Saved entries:
--- BEGIN ---

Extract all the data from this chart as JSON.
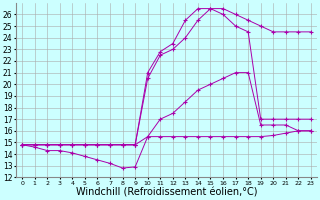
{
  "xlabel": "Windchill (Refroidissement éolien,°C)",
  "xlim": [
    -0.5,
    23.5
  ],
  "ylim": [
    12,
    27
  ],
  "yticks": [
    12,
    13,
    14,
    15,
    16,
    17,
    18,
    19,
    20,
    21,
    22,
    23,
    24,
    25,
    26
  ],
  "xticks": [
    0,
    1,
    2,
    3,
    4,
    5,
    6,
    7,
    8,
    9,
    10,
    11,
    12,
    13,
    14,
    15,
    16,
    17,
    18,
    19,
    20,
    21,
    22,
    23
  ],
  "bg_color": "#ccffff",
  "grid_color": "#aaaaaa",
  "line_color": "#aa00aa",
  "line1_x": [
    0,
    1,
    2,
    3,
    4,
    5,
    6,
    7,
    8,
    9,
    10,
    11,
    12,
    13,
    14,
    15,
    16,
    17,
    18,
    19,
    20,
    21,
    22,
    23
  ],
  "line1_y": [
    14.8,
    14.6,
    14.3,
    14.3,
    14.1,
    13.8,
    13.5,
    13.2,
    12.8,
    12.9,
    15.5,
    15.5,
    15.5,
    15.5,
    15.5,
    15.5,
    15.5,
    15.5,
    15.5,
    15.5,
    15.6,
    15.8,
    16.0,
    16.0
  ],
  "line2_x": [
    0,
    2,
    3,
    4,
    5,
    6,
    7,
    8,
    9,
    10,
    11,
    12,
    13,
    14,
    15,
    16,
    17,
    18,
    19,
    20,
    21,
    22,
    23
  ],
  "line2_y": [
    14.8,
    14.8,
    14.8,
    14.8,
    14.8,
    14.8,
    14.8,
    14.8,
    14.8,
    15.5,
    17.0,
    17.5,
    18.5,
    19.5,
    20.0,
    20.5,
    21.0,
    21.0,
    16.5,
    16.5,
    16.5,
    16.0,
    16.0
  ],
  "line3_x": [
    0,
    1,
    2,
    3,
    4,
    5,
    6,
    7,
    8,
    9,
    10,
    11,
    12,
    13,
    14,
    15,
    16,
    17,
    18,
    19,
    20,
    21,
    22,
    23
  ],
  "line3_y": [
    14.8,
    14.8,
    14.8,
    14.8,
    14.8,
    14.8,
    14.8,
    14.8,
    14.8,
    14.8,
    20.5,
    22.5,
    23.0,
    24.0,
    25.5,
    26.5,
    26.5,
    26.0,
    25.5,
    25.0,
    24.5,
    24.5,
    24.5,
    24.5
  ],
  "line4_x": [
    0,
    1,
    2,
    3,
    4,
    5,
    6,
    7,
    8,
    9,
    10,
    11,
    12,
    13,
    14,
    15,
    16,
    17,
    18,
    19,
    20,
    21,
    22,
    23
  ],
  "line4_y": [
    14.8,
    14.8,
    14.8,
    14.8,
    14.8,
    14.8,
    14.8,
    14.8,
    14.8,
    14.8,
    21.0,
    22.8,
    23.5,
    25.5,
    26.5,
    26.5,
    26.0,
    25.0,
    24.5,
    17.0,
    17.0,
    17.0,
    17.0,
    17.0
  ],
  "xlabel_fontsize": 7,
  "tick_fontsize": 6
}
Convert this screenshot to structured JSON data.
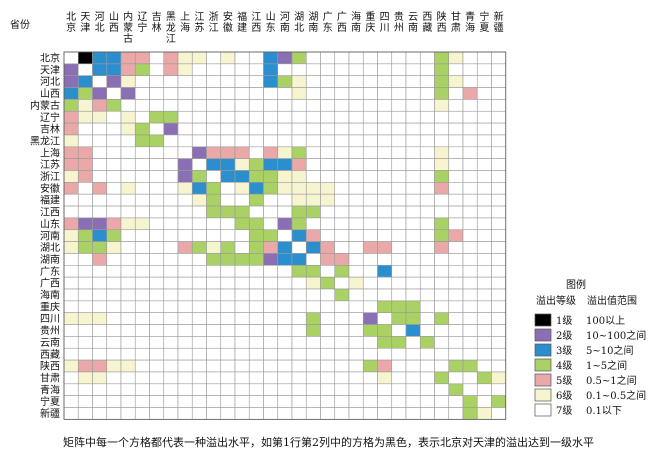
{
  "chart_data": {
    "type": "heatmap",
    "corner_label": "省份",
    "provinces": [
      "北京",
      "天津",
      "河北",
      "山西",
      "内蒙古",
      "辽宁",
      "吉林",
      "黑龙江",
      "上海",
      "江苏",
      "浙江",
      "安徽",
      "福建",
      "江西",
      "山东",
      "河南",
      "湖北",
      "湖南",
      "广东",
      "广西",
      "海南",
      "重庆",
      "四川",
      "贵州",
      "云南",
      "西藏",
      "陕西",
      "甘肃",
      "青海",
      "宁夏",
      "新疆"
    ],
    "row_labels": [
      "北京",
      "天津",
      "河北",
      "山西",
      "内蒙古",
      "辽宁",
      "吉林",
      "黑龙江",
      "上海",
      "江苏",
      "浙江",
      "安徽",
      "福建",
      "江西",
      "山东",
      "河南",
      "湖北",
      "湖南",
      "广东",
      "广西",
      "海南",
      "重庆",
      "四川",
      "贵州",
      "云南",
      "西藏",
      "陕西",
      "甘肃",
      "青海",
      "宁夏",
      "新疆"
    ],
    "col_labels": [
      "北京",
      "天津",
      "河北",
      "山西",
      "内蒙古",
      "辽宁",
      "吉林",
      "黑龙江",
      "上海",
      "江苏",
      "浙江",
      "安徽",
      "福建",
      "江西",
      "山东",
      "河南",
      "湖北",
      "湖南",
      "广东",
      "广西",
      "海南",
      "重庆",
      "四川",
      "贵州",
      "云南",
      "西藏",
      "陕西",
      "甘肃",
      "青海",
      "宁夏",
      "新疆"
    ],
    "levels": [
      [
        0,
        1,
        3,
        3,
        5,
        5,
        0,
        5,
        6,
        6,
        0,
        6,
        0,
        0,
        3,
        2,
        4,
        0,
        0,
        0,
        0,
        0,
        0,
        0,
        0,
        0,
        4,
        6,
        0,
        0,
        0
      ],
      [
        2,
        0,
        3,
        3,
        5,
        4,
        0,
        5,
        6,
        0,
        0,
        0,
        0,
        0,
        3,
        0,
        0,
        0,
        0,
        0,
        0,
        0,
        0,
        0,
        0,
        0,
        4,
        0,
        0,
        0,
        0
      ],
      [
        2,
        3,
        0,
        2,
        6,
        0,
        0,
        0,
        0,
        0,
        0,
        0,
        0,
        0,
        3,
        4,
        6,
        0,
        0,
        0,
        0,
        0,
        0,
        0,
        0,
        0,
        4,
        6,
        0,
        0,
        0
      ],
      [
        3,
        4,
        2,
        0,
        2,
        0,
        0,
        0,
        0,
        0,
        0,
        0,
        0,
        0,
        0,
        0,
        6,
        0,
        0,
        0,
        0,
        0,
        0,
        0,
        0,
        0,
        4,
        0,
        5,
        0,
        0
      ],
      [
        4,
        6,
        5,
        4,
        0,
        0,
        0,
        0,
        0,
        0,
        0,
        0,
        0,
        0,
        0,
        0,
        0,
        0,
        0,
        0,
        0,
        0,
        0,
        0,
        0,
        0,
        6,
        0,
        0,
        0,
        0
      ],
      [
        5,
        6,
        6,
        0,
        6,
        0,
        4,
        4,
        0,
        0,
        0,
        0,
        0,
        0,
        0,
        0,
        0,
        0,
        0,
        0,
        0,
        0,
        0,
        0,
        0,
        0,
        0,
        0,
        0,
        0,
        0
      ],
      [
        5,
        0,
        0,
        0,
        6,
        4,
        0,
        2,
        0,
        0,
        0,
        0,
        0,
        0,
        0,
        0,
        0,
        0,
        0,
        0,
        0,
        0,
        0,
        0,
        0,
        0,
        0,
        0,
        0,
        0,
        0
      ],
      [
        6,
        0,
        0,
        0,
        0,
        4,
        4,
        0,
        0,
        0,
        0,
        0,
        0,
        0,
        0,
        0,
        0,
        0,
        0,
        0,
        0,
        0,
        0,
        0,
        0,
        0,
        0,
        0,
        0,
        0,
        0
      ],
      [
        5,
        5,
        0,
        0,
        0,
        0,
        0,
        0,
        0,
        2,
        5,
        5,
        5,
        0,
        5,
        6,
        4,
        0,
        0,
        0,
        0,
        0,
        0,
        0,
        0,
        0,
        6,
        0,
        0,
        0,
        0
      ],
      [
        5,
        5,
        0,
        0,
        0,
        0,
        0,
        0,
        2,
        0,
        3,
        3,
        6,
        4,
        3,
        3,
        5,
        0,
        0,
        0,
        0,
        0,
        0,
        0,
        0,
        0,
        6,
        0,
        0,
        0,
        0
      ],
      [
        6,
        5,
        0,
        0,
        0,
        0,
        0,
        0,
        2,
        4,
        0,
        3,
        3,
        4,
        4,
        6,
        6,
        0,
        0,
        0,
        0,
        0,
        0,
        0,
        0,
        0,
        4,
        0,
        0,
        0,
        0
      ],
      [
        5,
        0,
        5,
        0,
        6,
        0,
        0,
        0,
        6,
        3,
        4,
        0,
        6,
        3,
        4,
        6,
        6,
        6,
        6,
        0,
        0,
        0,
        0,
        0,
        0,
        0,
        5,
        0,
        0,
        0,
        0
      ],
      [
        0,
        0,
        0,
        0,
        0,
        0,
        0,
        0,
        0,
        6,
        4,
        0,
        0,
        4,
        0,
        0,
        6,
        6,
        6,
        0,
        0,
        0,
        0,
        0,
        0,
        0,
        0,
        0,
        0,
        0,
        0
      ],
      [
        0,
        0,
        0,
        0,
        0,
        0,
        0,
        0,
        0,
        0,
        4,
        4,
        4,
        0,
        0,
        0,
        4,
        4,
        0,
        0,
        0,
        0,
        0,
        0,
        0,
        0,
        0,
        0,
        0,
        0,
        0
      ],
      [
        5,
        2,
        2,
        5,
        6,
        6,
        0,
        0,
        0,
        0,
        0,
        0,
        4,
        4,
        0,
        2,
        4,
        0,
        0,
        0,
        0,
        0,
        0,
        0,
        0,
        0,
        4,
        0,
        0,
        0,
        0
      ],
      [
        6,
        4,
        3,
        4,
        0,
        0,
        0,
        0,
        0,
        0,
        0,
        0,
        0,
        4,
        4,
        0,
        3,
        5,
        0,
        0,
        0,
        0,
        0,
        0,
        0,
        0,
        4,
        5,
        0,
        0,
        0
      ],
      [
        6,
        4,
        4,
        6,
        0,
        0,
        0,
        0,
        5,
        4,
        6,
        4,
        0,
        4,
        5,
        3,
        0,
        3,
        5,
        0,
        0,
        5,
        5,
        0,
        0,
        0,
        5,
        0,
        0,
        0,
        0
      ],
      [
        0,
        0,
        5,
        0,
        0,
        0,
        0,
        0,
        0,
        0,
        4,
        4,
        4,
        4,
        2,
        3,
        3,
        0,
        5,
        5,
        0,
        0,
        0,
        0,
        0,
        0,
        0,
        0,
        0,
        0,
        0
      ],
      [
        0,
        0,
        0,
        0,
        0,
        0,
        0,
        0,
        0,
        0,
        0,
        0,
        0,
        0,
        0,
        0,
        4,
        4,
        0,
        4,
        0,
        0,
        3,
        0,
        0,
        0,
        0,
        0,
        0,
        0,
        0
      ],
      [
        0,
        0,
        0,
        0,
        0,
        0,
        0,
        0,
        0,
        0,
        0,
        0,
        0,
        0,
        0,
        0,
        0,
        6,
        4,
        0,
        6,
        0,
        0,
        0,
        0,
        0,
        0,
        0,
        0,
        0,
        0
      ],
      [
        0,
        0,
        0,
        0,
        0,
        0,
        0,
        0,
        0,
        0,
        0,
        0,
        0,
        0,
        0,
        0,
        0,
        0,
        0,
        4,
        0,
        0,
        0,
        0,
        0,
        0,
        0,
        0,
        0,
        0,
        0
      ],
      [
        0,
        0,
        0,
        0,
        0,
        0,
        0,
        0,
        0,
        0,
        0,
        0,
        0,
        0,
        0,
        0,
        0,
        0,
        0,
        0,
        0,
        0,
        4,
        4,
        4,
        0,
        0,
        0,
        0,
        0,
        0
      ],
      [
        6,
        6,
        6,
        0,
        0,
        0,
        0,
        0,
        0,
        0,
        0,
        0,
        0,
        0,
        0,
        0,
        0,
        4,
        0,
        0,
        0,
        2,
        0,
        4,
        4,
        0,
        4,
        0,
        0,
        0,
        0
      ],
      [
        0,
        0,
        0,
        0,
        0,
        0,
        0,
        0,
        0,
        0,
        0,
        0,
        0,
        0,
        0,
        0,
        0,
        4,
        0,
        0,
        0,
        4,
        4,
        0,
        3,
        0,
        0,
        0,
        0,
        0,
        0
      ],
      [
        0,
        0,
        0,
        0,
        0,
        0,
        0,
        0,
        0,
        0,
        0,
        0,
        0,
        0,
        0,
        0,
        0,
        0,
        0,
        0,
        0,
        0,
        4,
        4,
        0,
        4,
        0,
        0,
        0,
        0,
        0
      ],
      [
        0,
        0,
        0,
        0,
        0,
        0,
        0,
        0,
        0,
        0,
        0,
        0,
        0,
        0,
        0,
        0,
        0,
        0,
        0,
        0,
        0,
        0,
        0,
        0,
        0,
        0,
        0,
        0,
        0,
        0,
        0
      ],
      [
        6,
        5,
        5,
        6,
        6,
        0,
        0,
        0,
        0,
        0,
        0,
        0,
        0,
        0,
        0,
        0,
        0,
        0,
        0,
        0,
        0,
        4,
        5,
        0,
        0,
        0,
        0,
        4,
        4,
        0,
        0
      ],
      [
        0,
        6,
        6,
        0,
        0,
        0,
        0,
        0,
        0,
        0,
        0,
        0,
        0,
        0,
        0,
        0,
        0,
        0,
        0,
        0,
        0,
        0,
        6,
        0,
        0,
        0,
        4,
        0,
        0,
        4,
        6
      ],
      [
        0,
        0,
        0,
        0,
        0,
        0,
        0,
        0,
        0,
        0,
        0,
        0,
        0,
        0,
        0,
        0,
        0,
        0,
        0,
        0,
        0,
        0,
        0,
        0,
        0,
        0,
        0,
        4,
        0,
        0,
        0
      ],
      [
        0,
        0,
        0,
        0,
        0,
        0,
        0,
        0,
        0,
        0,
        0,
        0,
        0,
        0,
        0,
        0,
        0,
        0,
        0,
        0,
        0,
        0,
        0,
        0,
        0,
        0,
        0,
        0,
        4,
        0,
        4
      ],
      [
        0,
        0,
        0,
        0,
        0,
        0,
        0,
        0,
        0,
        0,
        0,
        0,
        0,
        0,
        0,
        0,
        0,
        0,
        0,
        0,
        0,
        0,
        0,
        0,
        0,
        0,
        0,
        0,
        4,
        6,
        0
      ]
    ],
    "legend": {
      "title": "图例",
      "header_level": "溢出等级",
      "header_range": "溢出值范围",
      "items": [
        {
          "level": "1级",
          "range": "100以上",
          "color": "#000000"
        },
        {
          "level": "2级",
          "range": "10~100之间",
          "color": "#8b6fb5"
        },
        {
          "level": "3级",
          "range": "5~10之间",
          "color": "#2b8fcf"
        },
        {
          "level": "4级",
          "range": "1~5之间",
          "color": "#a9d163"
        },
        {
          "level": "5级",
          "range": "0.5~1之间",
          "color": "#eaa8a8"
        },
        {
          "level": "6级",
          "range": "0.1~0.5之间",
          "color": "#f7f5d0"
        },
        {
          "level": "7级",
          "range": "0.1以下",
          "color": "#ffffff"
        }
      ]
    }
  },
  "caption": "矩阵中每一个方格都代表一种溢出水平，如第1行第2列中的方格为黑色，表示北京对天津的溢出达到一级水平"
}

--- END ---
--- BEGIN ---

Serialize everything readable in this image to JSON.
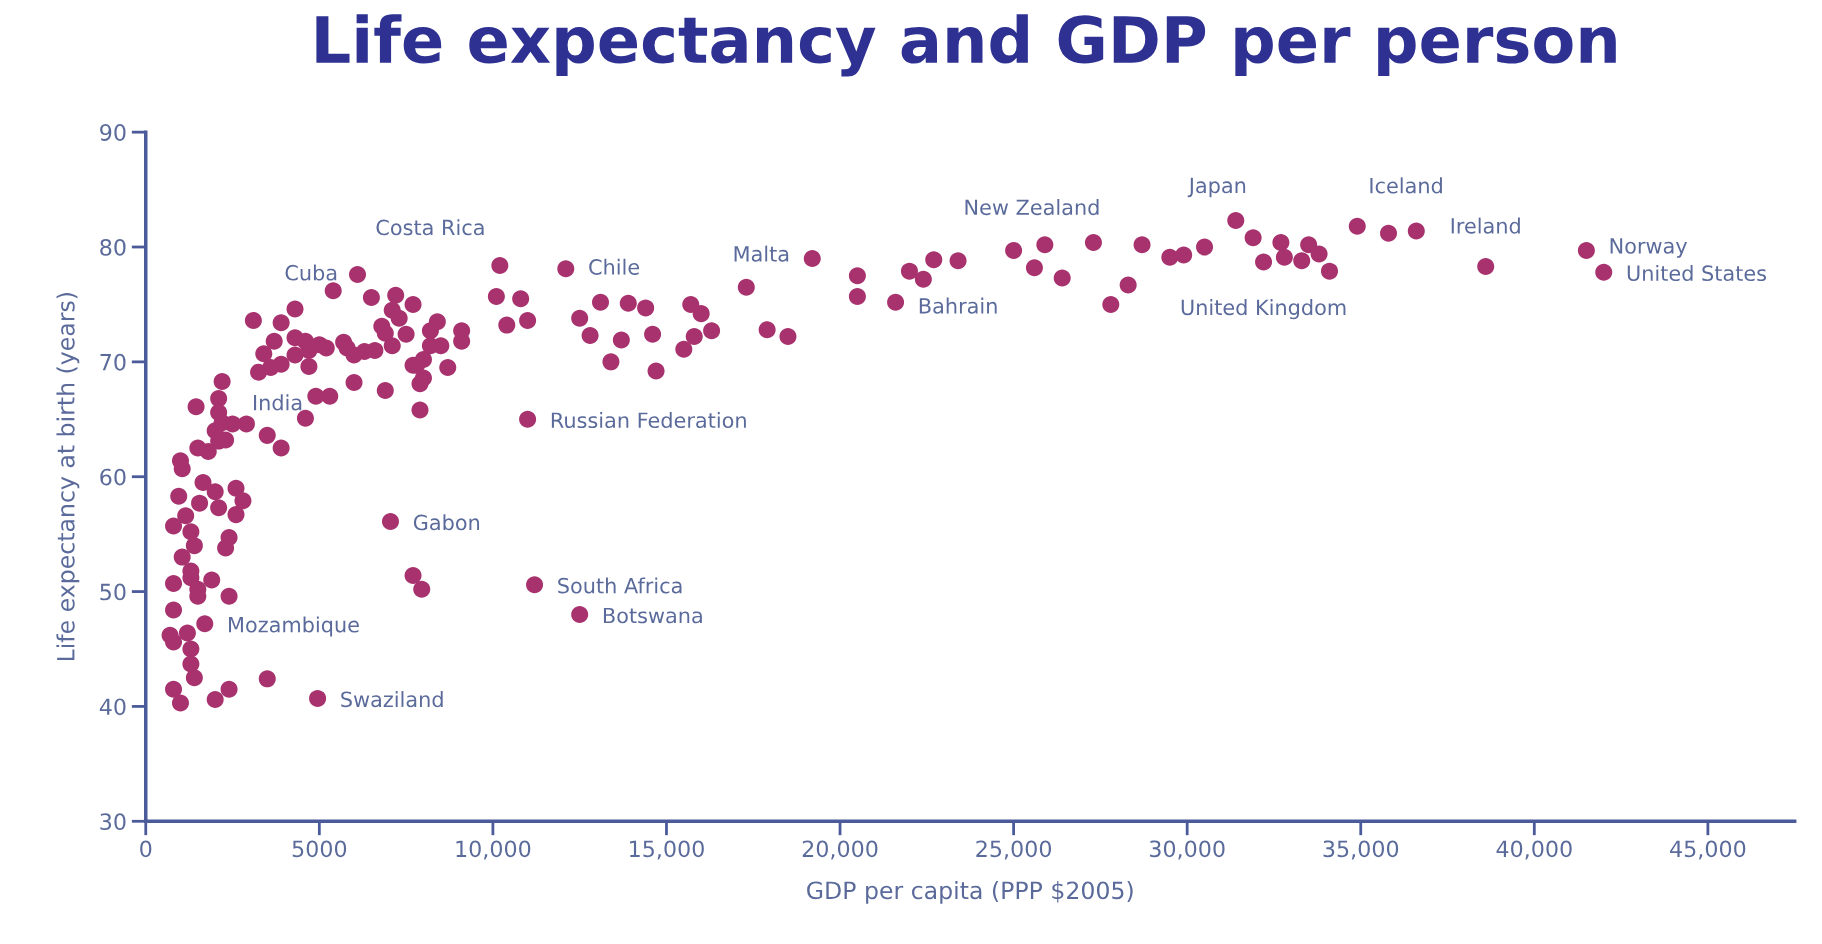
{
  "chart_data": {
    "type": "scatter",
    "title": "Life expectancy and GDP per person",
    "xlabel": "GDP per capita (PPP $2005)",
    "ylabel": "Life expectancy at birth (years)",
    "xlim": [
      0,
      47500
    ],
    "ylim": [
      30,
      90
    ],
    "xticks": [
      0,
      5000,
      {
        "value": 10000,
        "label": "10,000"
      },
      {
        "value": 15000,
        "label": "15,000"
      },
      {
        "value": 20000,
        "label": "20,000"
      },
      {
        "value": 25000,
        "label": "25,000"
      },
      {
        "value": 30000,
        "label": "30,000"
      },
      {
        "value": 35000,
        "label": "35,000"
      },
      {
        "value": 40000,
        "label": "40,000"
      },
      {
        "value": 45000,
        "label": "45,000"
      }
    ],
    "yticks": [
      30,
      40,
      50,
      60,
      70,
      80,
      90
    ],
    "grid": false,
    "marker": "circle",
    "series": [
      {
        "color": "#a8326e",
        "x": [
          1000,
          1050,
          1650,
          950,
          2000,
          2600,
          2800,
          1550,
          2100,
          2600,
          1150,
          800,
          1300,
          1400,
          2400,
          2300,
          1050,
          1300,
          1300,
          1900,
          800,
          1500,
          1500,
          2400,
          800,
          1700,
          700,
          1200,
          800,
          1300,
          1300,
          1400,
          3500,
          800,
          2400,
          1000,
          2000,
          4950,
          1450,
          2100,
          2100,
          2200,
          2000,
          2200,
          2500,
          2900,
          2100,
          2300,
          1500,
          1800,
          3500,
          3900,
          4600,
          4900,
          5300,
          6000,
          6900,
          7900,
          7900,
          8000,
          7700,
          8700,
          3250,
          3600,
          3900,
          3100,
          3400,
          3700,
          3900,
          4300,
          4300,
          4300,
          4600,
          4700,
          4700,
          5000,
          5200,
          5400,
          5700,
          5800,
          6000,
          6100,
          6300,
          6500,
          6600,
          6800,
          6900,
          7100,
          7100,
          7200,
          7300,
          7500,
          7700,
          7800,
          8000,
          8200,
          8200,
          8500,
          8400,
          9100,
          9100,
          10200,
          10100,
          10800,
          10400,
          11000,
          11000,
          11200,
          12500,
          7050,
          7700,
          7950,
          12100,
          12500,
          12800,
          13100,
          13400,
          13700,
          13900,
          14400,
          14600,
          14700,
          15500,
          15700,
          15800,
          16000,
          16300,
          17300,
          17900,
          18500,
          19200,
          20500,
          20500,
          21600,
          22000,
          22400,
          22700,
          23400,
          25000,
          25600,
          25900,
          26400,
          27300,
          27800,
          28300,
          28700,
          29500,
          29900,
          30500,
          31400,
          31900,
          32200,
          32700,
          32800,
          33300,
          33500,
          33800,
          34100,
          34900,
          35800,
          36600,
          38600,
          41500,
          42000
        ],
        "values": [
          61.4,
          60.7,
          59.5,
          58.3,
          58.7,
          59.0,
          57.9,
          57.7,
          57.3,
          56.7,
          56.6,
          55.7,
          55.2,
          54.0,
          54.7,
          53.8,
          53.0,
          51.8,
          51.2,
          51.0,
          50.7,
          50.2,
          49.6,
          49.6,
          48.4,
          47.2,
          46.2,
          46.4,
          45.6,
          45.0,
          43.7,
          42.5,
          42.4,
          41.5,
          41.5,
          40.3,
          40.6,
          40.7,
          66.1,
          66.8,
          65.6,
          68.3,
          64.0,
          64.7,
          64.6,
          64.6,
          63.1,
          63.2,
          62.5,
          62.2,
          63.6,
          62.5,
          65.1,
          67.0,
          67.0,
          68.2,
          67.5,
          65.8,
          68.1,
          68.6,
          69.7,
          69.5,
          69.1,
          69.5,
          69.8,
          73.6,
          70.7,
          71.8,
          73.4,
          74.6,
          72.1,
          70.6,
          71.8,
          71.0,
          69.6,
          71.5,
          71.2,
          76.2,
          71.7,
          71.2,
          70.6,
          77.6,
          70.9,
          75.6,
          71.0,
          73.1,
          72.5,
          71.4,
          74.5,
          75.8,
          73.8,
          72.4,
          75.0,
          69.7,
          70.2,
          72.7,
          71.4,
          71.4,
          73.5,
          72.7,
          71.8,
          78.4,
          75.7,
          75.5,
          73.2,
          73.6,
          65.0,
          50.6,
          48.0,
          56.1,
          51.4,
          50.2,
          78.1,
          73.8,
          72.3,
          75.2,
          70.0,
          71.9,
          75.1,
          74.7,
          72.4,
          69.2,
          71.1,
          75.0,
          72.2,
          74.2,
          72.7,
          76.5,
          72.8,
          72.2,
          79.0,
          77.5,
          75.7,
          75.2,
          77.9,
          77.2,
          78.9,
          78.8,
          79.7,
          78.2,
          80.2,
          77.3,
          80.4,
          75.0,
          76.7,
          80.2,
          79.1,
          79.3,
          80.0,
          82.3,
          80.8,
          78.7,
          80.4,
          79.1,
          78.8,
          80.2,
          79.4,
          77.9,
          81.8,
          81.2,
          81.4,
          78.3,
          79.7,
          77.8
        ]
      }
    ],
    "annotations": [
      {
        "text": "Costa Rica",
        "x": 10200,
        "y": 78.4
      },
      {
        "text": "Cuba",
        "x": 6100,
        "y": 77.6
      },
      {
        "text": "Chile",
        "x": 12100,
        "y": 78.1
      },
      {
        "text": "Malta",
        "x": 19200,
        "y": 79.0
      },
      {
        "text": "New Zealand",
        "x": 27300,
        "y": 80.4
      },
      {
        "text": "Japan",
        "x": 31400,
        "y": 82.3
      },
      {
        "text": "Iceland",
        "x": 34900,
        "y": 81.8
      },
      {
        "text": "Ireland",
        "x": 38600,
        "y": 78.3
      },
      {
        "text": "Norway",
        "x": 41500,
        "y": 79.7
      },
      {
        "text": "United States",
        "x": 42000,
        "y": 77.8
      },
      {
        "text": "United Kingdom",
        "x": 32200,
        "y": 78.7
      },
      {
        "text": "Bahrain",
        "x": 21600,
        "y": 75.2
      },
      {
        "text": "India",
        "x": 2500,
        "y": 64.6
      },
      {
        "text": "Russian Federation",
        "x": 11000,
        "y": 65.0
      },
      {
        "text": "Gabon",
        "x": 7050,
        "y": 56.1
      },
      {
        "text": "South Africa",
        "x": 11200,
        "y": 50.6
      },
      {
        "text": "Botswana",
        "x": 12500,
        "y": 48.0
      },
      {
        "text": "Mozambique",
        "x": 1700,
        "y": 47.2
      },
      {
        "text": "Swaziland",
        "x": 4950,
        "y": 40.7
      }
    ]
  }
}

--- END ---

What is the number of lines above that contain the string "United"? Answer with the number alone.

2